Start Data records

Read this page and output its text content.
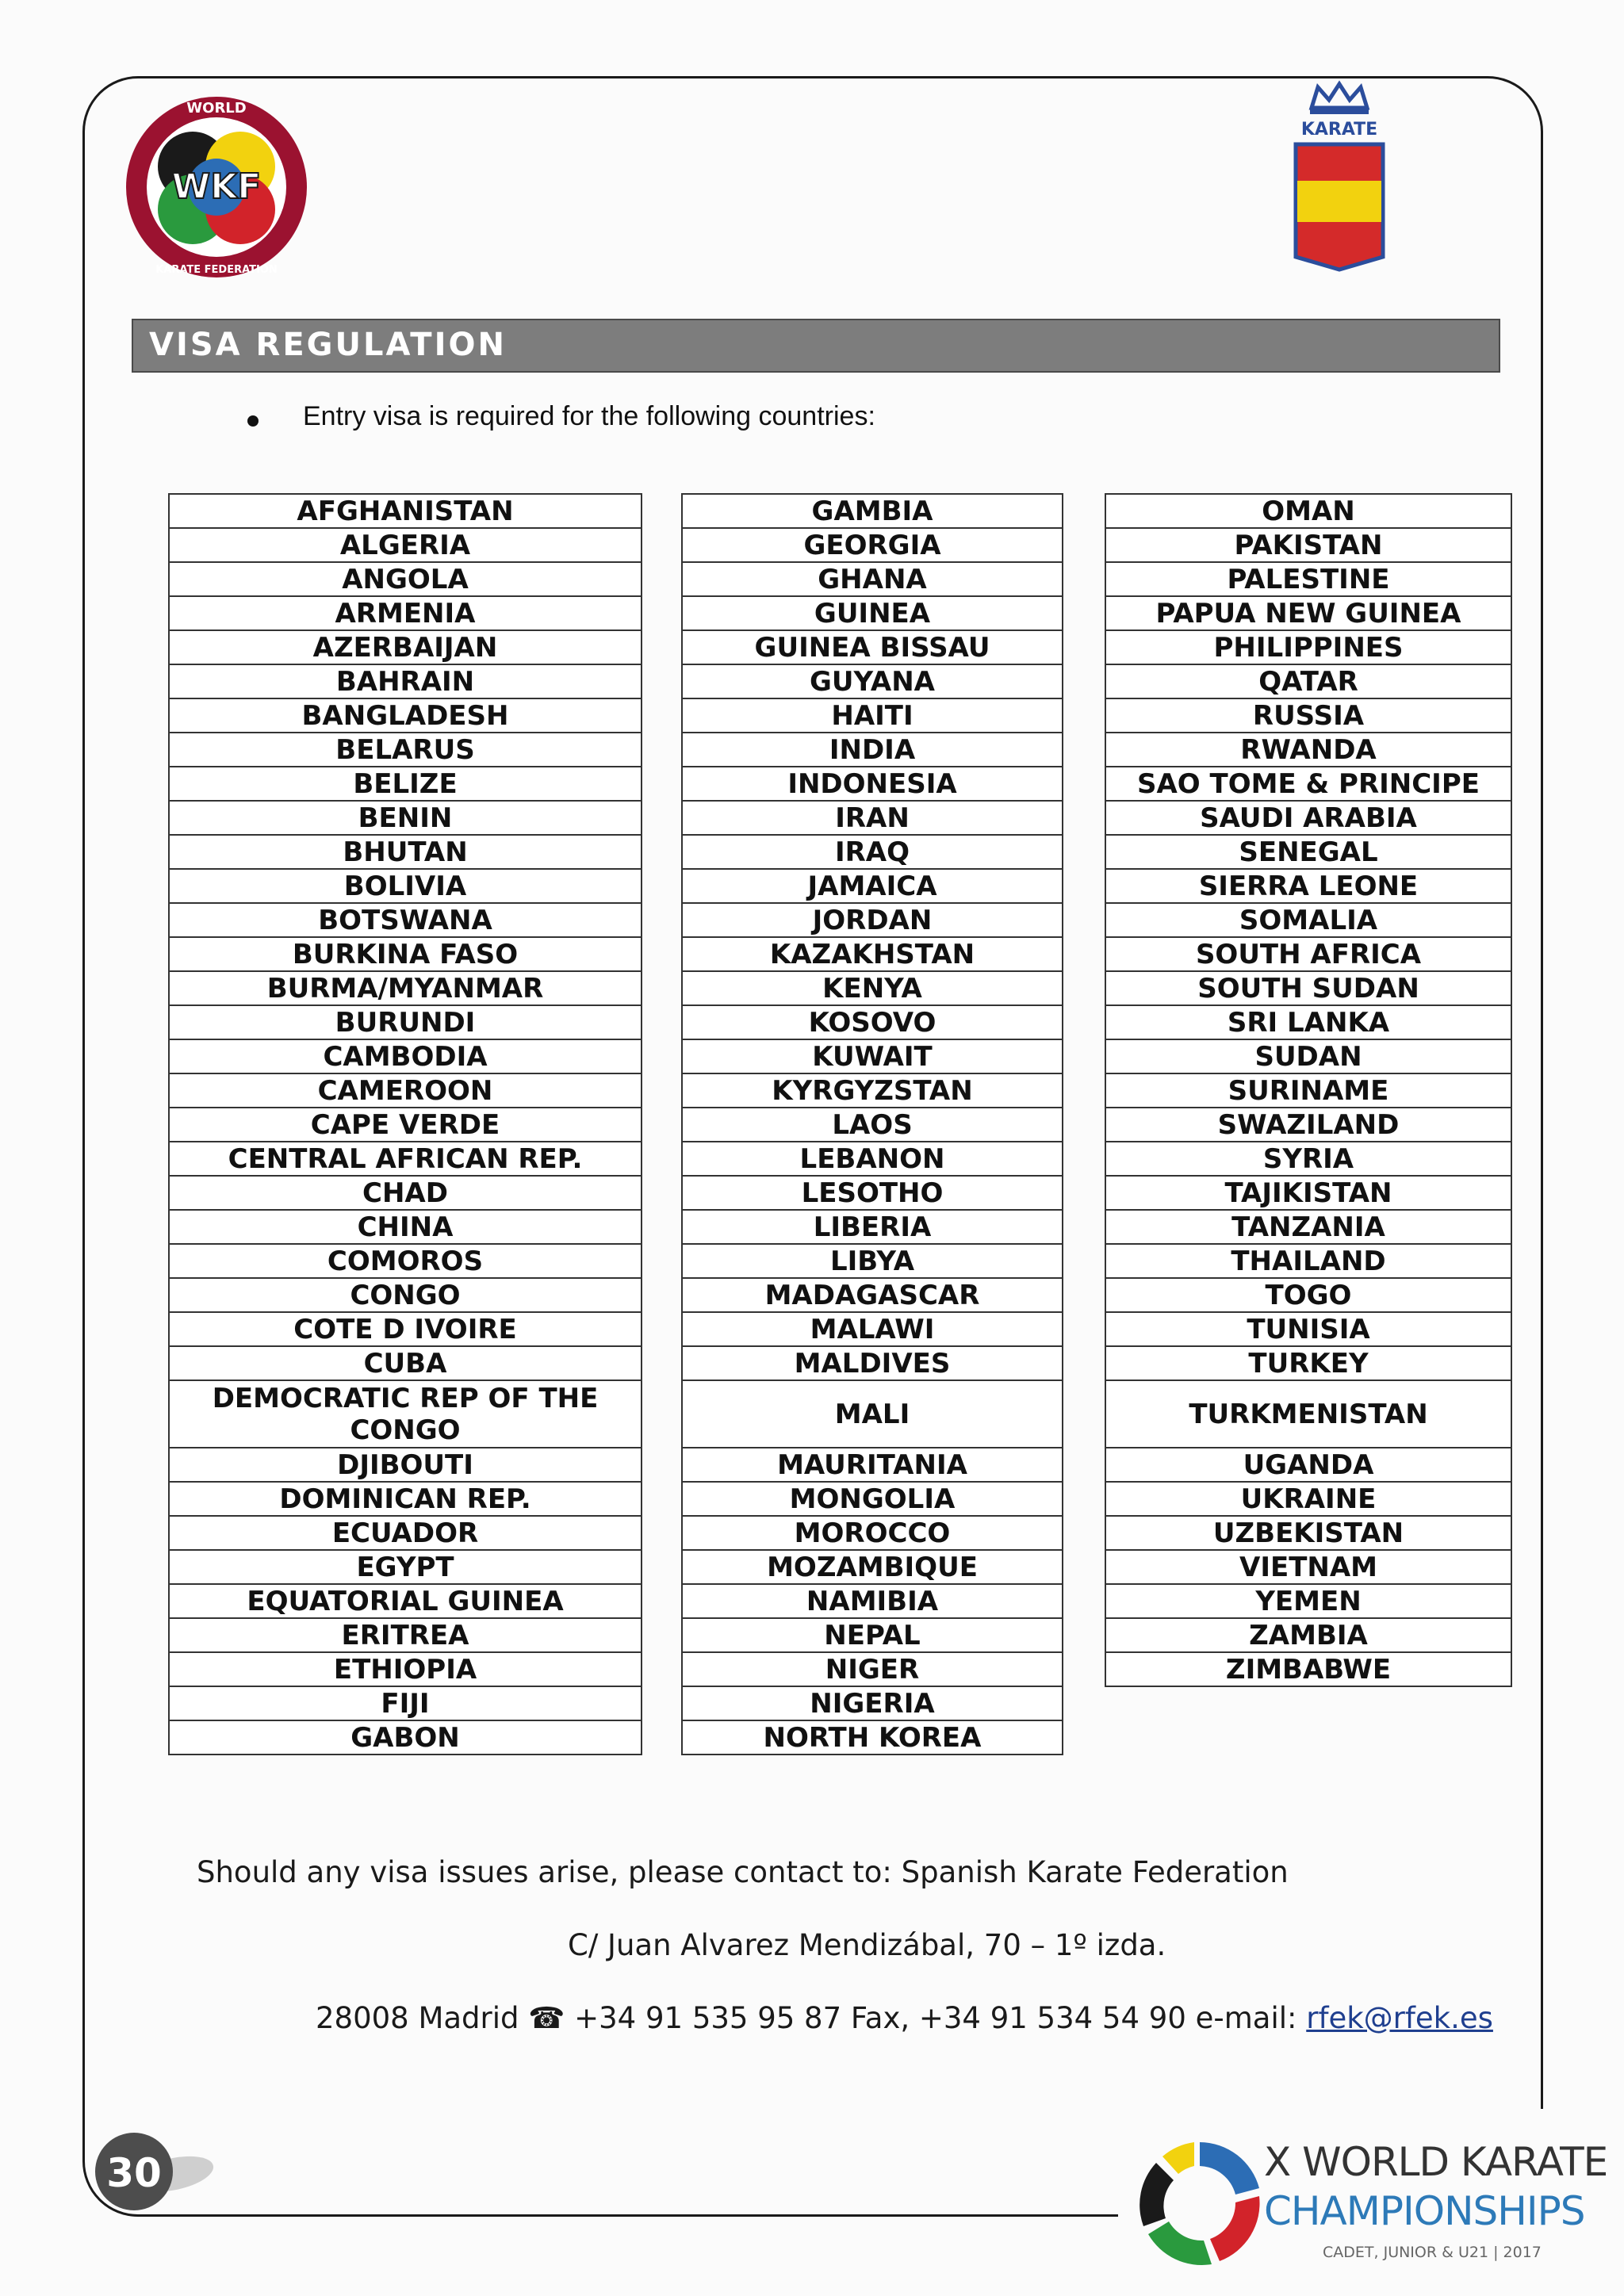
WKF
WORLD
KARATE FEDERATION
KARATE
VISA REGULATION
Entry visa is required for the following countries:
AFGHANISTAN
ALGERIA
ANGOLA
ARMENIA
AZERBAIJAN
BAHRAIN
BANGLADESH
BELARUS
BELIZE
BENIN
BHUTAN
BOLIVIA
BOTSWANA
BURKINA FASO
BURMA/MYANMAR
BURUNDI
CAMBODIA
CAMEROON
CAPE VERDE
CENTRAL AFRICAN REP.
CHAD
CHINA
COMOROS
CONGO
COTE D IVOIRE
CUBA
DEMOCRATIC REP OF THE CONGO
DJIBOUTI
DOMINICAN REP.
ECUADOR
EGYPT
EQUATORIAL GUINEA
ERITREA
ETHIOPIA
FIJI
GABON
GAMBIA
GEORGIA
GHANA
GUINEA
GUINEA BISSAU
GUYANA
HAITI
INDIA
INDONESIA
IRAN
IRAQ
JAMAICA
JORDAN
KAZAKHSTAN
KENYA
KOSOVO
KUWAIT
KYRGYZSTAN
LAOS
LEBANON
LESOTHO
LIBERIA
LIBYA
MADAGASCAR
MALAWI
MALDIVES
MALI
MAURITANIA
MONGOLIA
MOROCCO
MOZAMBIQUE
NAMIBIA
NEPAL
NIGER
NIGERIA
NORTH KOREA
OMAN
PAKISTAN
PALESTINE
PAPUA NEW GUINEA
PHILIPPINES
QATAR
RUSSIA
RWANDA
SAO TOME & PRINCIPE
SAUDI ARABIA
SENEGAL
SIERRA LEONE
SOMALIA
SOUTH AFRICA
SOUTH SUDAN
SRI LANKA
SUDAN
SURINAME
SWAZILAND
SYRIA
TAJIKISTAN
TANZANIA
THAILAND
TOGO
TUNISIA
TURKEY
TURKMENISTAN
UGANDA
UKRAINE
UZBEKISTAN
VIETNAM
YEMEN
ZAMBIA
ZIMBABWE
Should any visa issues arise, please contact to: Spanish Karate Federation
C/ Juan Alvarez Mendizábal, 70 – 1º izda.
28008 Madrid ☎ +34 91 535 95 87 Fax, +34 91 534 54 90 e-mail: rfek@rfek.es
30	X WORLD KARATE
CHAMPIONSHIPS
CADET, JUNIOR & U21 | 2017
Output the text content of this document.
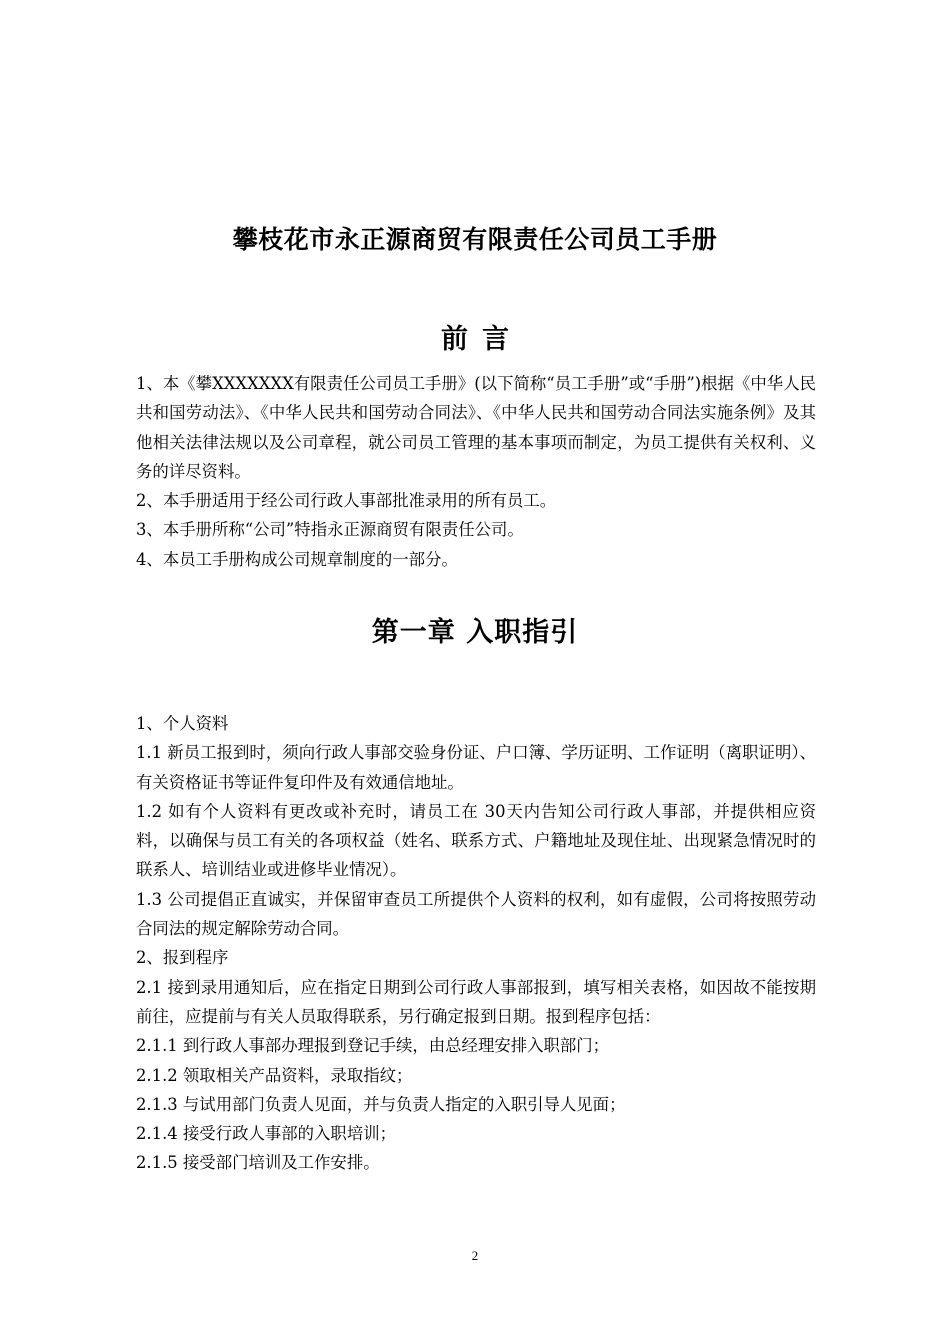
攀枝花市永正源商贸有限责任公司员工手册
前言

1、本《攀XXXXXXX有限责任公司员工手册》(以下简称“员工手册”或“手册”)根据《中华人民共和国劳动法》、《中华人民共和国劳动合同法》、《中华人民共和国劳动合同法实施条例》及其他相关法律法规以及公司章程，就公司员工管理的基本事项而制定，为员工提供有关权利、义务的详尽资料。

2、本手册适用于经公司行政人事部批准录用的所有员工。

3、本手册所称“公司”特指永正源商贸有限责任公司。

4、本员工手册构成公司规章制度的一部分。

第一章 入职指引

1、个人资料

1.1 新员工报到时，须向行政人事部交验身份证、户口簿、学历证明、工作证明（离职证明）、有关资格证书等证件复印件及有效通信地址。

1.2 如有个人资料有更改或补充时，请员工在 30天内告知公司行政人事部，并提供相应资料，以确保与员工有关的各项权益（姓名、联系方式、户籍地址及现住址、出现紧急情况时的联系人、培训结业或进修毕业情况）。

1.3 公司提倡正直诚实，并保留审查员工所提供个人资料的权利，如有虚假，公司将按照劳动合同法的规定解除劳动合同。

2、报到程序

2.1 接到录用通知后，应在指定日期到公司行政人事部报到，填写相关表格，如因故不能按期前往，应提前与有关人员取得联系，另行确定报到日期。报到程序包括：

2.1.1 到行政人事部办理报到登记手续，由总经理安排入职部门；

2.1.2 领取相关产品资料，录取指纹；

2.1.3 与试用部门负责人见面，并与负责人指定的入职引导人见面；

2.1.4 接受行政人事部的入职培训；

2.1.5 接受部门培训及工作安排。

2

End Data records

Objective: Your job is to transcribe the entries above exactly; skip the pictures.

Response:
Read this page and output its text content.
WKF
WORLD
KARATE FEDERATION
KARATE
VISA REGULATION
Entry visa is required for the following countries:
AFGHANISTAN
ALGERIA
ANGOLA
ARMENIA
AZERBAIJAN
BAHRAIN
BANGLADESH
BELARUS
BELIZE
BENIN
BHUTAN
BOLIVIA
BOTSWANA
BURKINA FASO
BURMA/MYANMAR
BURUNDI
CAMBODIA
CAMEROON
CAPE VERDE
CENTRAL AFRICAN REP.
CHAD
CHINA
COMOROS
CONGO
COTE D IVOIRE
CUBA
DEMOCRATIC REP OF THE CONGO
DJIBOUTI
DOMINICAN REP.
ECUADOR
EGYPT
EQUATORIAL GUINEA
ERITREA
ETHIOPIA
FIJI
GABON
GAMBIA
GEORGIA
GHANA
GUINEA
GUINEA BISSAU
GUYANA
HAITI
INDIA
INDONESIA
IRAN
IRAQ
JAMAICA
JORDAN
KAZAKHSTAN
KENYA
KOSOVO
KUWAIT
KYRGYZSTAN
LAOS
LEBANON
LESOTHO
LIBERIA
LIBYA
MADAGASCAR
MALAWI
MALDIVES
MALI
MAURITANIA
MONGOLIA
MOROCCO
MOZAMBIQUE
NAMIBIA
NEPAL
NIGER
NIGERIA
NORTH KOREA
OMAN
PAKISTAN
PALESTINE
PAPUA NEW GUINEA
PHILIPPINES
QATAR
RUSSIA
RWANDA
SAO TOME & PRINCIPE
SAUDI ARABIA
SENEGAL
SIERRA LEONE
SOMALIA
SOUTH AFRICA
SOUTH SUDAN
SRI LANKA
SUDAN
SURINAME
SWAZILAND
SYRIA
TAJIKISTAN
TANZANIA
THAILAND
TOGO
TUNISIA
TURKEY
TURKMENISTAN
UGANDA
UKRAINE
UZBEKISTAN
VIETNAM
YEMEN
ZAMBIA
ZIMBABWE
Should any visa issues arise, please contact to: Spanish Karate Federation
C/ Juan Alvarez Mendizábal, 70 – 1º izda.
28008 Madrid ☎ +34 91 535 95 87 Fax, +34 91 534 54 90 e-mail: rfek@rfek.es
30	X WORLD KARATE
CHAMPIONSHIPS
CADET, JUNIOR & U21 | 2017
Output the text content of this document.
攀枝花市永正源商贸有限责任公司员工手册
前言

1、本《攀XXXXXXX有限责任公司员工手册》(以下简称“员工手册”或“手册”)根据《中华人民共和国劳动法》、《中华人民共和国劳动合同法》、《中华人民共和国劳动合同法实施条例》及其他相关法律法规以及公司章程，就公司员工管理的基本事项而制定，为员工提供有关权利、义务的详尽资料。

2、本手册适用于经公司行政人事部批准录用的所有员工。

3、本手册所称“公司”特指永正源商贸有限责任公司。

4、本员工手册构成公司规章制度的一部分。

第一章 入职指引

1、个人资料

1.1 新员工报到时，须向行政人事部交验身份证、户口簿、学历证明、工作证明（离职证明）、有关资格证书等证件复印件及有效通信地址。

1.2 如有个人资料有更改或补充时，请员工在 30天内告知公司行政人事部，并提供相应资料，以确保与员工有关的各项权益（姓名、联系方式、户籍地址及现住址、出现紧急情况时的联系人、培训结业或进修毕业情况）。

1.3 公司提倡正直诚实，并保留审查员工所提供个人资料的权利，如有虚假，公司将按照劳动合同法的规定解除劳动合同。

2、报到程序

2.1 接到录用通知后，应在指定日期到公司行政人事部报到，填写相关表格，如因故不能按期前往，应提前与有关人员取得联系，另行确定报到日期。报到程序包括：

2.1.1 到行政人事部办理报到登记手续，由总经理安排入职部门；

2.1.2 领取相关产品资料，录取指纹；

2.1.3 与试用部门负责人见面，并与负责人指定的入职引导人见面；

2.1.4 接受行政人事部的入职培训；

2.1.5 接受部门培训及工作安排。

2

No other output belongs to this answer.